• Tâches à réaliser:
1. Relevez tous les instruments de musique nommés dans le texte sur le chevalet.
2. Renvoyez le passage du texte sur le chevalet qui commence par « Le chevalet est une » et se poursuit jusqu'à « réunit les crans. ».

• Extrait du document:
-*-

Le chevalet est une des parties les plus sensibles du violon, de l’alto, du violoncelle ou de la contrebasse. Sa forme actuelle résulte de longues recherches. Son rôle est extrêment important au point de vue de la facilité du jeu et de la sonorité. Mal positionné ou mal ajusté sur la table, il enlève toute sonorité à l’instrument. C’est lui qui transmet intégralement les vibrations à la table; sa place se trouve à égale distance des crans des ff et sur la ligne imaginaire qui réunit les crans.

Le chevalet est toujours en érable, bois résistant, coupé sur maille de manière à offrir le ressort énergique que l’on exige de lui. L’important est que les pieds, taillés  à l’aide d’un canif fin et très coupant, joignent parfaitement selon la voûte de la table de l’instrument et de sa touche. Sur la partie supérieure, le chevalet doit être mis en épaisseur mais ne pas toucher au coeur. Pour finir, on le lime légèrement et on le passe au papier de verre très fin. Sa caractéristique veut qu’il soit un peu plus haut du côté de la quatrième corde que celui de la chanterelle (Mi). 

Le chevalet taillé par un luthier porte en général sa marque au fer.

-*-

• Informations:
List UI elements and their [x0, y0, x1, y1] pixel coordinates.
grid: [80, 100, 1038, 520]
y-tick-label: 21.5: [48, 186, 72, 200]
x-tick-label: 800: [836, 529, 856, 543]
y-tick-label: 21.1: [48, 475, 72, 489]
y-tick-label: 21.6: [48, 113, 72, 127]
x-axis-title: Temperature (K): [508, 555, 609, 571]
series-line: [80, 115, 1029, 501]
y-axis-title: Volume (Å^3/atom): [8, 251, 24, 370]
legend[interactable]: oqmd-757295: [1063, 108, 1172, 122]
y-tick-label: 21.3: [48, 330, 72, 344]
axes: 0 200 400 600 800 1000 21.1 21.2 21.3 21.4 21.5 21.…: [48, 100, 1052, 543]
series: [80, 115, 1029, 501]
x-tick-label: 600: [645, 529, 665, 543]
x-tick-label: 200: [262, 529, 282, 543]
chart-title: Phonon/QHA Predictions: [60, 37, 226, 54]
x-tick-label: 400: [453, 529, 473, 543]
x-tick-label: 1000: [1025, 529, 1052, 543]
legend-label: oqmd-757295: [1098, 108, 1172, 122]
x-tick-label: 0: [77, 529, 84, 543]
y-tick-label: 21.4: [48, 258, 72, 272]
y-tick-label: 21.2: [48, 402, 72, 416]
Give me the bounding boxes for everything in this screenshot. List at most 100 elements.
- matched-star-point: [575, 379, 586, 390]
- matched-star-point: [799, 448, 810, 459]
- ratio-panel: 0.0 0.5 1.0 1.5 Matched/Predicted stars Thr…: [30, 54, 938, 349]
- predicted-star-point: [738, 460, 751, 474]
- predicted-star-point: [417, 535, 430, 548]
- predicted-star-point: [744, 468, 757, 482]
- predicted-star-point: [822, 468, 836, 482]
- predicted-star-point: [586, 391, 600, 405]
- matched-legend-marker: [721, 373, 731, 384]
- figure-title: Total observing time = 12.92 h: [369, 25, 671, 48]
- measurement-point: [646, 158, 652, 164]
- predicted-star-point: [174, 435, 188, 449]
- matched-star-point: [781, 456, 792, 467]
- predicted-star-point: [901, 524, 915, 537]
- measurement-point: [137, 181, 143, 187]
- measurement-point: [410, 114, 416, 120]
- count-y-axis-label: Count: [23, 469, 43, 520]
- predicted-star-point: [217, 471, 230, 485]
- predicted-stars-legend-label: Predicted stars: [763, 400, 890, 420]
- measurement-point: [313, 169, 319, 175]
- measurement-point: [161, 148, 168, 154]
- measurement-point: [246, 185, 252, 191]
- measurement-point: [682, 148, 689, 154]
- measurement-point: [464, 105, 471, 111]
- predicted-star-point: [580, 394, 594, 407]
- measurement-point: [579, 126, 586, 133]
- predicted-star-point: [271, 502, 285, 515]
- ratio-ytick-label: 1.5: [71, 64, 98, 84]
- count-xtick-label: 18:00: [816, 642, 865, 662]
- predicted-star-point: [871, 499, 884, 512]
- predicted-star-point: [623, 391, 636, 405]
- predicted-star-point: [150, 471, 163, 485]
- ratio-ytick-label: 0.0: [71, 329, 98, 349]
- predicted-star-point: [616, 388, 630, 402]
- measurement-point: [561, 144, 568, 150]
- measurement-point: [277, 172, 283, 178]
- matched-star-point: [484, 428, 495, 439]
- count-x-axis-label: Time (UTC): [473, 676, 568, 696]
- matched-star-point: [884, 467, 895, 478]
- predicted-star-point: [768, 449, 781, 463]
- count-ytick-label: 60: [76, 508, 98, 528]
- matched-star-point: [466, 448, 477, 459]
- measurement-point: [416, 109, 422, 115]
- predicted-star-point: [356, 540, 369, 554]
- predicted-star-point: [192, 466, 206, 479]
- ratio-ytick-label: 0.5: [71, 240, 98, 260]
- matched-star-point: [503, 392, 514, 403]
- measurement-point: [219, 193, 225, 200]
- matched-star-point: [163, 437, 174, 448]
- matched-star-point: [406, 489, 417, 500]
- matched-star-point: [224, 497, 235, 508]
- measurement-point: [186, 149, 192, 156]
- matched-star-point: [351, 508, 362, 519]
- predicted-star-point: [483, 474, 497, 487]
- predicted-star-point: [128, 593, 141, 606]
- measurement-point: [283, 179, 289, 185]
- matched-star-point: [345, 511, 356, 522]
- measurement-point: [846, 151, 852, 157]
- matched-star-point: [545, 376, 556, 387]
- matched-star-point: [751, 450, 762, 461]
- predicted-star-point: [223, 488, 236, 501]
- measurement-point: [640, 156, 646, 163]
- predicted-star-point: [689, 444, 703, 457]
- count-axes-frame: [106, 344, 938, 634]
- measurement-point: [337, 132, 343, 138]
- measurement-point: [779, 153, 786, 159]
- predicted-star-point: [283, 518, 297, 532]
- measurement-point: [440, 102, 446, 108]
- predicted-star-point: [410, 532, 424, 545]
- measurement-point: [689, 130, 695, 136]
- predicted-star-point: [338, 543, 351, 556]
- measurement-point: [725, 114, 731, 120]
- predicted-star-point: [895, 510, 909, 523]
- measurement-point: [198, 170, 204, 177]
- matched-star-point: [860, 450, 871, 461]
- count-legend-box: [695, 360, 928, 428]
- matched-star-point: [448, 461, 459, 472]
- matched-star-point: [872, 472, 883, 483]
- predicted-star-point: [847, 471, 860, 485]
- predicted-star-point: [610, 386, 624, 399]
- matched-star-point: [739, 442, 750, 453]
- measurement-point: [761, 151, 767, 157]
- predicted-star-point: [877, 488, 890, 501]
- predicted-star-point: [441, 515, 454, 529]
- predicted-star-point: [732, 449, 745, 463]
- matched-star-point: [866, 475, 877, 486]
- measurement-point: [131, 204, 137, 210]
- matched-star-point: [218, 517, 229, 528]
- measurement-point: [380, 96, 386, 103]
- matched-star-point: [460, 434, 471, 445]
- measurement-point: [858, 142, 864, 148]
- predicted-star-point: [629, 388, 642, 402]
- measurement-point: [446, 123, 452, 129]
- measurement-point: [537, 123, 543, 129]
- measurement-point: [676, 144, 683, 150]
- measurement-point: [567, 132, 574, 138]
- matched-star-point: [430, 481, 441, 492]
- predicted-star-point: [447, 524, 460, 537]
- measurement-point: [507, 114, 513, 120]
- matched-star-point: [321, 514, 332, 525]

-*-

• Réponses attendues:
1. violon, alto, violoncelle, contrebasse

2.
Le chevalet est une des parties les plus sensibles du violon, de l’alto, du violoncelle ou de la contrebasse. Sa forme actuelle résulte de longues recherches. Son rôle est extrêment important au point de vue de la facilité du jeu et de la sonorité. Mal positionné ou mal ajusté sur la table, il enlève toute sonorité à l’instrument. C’est lui qui transmet intégralement les vibrations à la table; sa place se trouve à égale distance des crans des ff et sur la ligne imaginaire qui réunit les crans.